PROBLEM STATEMENT
Please work out how many lines in the material contain "swatch" and give only that figure.

-- start of GIVEN RECORDS --

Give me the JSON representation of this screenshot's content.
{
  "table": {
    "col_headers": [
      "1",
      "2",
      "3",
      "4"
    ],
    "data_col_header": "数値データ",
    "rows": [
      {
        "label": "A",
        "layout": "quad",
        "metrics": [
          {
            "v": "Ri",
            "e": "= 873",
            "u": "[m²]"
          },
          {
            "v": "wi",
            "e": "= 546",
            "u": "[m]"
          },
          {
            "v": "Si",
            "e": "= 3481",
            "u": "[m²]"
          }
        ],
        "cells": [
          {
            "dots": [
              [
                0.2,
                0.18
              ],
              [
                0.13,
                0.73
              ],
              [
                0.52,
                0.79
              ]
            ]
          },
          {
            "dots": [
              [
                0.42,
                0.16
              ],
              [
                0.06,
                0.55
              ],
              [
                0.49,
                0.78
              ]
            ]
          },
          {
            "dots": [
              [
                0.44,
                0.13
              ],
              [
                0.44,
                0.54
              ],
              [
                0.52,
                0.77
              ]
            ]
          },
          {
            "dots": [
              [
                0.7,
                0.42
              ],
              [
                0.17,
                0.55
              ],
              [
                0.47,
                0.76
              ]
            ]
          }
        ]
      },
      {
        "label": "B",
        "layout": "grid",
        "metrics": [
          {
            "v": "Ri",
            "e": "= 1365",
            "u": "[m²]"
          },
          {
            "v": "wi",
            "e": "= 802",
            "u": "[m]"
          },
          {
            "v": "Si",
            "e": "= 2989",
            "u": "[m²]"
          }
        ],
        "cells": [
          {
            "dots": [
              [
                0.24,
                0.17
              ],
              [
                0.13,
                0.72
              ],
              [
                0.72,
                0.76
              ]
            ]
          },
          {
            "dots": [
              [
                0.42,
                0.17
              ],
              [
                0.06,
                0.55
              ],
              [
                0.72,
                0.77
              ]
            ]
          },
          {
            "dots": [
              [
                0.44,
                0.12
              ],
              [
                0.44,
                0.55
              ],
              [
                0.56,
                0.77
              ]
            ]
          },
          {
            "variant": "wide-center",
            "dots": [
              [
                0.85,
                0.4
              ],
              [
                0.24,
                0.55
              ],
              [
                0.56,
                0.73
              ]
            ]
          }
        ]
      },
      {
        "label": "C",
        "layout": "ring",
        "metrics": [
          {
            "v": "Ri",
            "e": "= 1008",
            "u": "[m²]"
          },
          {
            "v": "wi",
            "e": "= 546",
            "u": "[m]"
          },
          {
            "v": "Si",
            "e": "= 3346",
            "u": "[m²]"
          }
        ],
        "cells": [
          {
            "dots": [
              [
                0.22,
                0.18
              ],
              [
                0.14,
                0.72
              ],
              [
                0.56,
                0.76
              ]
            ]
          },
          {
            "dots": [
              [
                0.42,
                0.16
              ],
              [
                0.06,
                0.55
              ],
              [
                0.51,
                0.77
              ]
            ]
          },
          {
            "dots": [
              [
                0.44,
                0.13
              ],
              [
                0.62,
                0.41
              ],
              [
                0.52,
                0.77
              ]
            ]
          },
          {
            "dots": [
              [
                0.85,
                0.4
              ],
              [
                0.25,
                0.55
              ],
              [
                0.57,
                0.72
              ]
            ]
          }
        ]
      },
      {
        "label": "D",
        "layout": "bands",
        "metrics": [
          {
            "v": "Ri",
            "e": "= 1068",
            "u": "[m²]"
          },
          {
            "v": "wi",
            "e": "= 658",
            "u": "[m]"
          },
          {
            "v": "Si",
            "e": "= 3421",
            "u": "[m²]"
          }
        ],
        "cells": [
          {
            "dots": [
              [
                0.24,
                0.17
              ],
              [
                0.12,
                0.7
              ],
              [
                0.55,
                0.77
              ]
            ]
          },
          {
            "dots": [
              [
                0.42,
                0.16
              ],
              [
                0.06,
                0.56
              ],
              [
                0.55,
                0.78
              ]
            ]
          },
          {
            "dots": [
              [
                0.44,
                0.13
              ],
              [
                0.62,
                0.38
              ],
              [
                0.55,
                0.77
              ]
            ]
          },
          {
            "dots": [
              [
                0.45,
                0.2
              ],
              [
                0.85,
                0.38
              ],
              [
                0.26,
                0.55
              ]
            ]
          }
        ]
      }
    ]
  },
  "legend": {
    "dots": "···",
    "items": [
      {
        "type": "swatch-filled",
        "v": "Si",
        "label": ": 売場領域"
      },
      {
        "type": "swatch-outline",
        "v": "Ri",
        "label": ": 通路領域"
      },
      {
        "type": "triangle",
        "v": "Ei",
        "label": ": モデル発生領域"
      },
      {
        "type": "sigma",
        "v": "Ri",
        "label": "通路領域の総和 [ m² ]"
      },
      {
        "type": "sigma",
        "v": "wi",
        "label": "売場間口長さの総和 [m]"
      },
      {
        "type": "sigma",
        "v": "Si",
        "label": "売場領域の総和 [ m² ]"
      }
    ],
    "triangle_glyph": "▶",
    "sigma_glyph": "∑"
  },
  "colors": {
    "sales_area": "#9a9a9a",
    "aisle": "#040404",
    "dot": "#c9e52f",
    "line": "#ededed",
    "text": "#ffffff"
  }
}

-- end of GIVEN RECORDS --

OUTPUT OF THE EXERCISE
2